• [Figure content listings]
---

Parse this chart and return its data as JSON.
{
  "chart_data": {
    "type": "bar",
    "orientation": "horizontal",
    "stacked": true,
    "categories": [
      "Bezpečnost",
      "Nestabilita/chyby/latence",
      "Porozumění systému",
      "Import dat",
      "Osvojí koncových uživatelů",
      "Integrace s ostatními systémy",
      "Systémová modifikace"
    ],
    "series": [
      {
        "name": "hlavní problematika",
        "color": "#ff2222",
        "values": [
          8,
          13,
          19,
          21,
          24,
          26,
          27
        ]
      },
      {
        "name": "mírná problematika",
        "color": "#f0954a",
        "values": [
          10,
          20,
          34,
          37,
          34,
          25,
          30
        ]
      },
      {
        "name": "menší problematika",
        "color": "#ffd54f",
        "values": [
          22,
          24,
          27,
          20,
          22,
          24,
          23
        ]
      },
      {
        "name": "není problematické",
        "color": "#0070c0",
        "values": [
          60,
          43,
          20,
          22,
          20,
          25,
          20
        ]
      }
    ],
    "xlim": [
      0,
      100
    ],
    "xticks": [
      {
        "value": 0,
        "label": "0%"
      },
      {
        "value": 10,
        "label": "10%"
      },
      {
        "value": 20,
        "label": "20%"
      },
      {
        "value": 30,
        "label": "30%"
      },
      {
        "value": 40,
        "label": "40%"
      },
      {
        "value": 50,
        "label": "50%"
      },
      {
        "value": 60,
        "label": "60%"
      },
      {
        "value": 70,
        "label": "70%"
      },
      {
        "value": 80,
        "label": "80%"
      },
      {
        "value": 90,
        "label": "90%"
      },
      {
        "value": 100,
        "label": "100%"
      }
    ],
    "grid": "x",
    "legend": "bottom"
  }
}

---

• [AIM OF THE EXERCISE]
Copy out all lines where the word "name" appears.

• [RESULT]
        "name": "hlavní problematika",
        "name": "mírná problematika",
        "name": "menší problematika",
        "name": "není problematické",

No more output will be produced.